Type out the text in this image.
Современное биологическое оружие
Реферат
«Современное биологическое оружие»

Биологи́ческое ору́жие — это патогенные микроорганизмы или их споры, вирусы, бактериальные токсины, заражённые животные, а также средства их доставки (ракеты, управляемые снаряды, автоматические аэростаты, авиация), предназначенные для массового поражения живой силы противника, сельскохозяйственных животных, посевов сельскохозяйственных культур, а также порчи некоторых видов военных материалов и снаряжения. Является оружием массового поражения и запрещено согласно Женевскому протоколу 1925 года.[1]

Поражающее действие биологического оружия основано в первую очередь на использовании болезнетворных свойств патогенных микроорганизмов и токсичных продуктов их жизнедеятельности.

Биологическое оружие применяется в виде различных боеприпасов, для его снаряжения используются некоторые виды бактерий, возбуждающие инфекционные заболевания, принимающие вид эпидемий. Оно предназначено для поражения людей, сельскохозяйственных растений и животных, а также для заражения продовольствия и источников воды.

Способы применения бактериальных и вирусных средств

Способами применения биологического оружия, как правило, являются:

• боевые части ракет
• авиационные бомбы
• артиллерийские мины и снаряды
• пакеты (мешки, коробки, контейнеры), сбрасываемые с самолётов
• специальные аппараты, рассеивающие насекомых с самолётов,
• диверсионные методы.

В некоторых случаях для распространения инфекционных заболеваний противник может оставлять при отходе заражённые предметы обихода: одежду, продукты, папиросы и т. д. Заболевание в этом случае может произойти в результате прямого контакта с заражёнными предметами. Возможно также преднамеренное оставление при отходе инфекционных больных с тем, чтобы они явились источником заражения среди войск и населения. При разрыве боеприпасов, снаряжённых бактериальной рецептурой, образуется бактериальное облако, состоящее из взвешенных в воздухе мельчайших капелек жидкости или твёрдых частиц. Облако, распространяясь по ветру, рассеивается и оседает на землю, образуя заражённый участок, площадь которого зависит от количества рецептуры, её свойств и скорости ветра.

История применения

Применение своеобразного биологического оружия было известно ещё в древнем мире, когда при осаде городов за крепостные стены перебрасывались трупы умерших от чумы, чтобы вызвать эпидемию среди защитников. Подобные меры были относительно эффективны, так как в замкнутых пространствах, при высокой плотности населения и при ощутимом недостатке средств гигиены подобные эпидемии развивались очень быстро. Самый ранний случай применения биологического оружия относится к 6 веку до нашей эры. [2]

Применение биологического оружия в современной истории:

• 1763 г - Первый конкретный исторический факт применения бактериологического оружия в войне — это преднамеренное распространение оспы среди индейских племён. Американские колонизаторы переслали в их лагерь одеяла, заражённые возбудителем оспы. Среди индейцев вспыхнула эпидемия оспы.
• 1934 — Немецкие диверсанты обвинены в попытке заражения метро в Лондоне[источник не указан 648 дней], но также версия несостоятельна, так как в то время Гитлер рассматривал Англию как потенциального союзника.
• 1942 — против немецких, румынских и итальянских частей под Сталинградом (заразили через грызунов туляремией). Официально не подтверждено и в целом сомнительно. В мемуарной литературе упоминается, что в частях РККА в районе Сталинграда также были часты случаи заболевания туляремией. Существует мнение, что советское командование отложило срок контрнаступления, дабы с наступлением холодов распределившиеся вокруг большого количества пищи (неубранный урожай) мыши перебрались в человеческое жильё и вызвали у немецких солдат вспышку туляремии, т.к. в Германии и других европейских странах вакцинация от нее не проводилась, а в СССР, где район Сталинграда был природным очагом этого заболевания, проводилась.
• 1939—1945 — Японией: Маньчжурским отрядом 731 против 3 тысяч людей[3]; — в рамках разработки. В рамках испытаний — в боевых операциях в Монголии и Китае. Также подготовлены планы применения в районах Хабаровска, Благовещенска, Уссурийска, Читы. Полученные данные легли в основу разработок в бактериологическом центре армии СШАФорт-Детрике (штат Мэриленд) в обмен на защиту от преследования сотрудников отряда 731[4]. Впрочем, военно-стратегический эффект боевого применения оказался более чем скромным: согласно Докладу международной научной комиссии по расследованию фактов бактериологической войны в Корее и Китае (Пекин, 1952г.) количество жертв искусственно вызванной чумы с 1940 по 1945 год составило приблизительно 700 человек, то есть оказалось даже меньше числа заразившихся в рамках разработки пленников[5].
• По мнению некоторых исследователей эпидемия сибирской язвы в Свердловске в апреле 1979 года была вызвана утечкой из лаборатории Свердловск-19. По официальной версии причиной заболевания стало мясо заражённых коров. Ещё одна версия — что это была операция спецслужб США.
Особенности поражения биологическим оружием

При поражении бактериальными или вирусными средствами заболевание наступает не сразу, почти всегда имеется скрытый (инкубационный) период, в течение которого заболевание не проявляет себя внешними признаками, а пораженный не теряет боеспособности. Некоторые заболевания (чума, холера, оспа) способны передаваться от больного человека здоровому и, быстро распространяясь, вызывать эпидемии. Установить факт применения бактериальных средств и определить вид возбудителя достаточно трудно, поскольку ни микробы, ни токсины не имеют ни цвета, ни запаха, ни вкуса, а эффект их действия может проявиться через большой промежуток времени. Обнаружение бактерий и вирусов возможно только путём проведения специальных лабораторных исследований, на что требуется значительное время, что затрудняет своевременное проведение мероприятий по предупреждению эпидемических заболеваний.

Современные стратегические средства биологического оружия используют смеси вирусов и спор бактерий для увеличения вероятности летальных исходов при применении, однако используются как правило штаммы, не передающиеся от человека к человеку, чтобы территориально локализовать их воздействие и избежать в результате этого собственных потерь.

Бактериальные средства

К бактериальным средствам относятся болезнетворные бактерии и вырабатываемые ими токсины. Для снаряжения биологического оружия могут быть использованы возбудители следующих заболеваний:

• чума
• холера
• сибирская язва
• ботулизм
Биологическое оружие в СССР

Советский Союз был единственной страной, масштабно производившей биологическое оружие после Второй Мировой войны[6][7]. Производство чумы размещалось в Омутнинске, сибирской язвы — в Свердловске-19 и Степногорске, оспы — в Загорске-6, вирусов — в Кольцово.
════════
(Task description)
Each line holding "самолётов" must be found and copied.

(Written solution)
• пакеты (мешки, коробки, контейнеры), сбрасываемые с самолётов
• специальные аппараты, рассеивающие насекомых с самолётов,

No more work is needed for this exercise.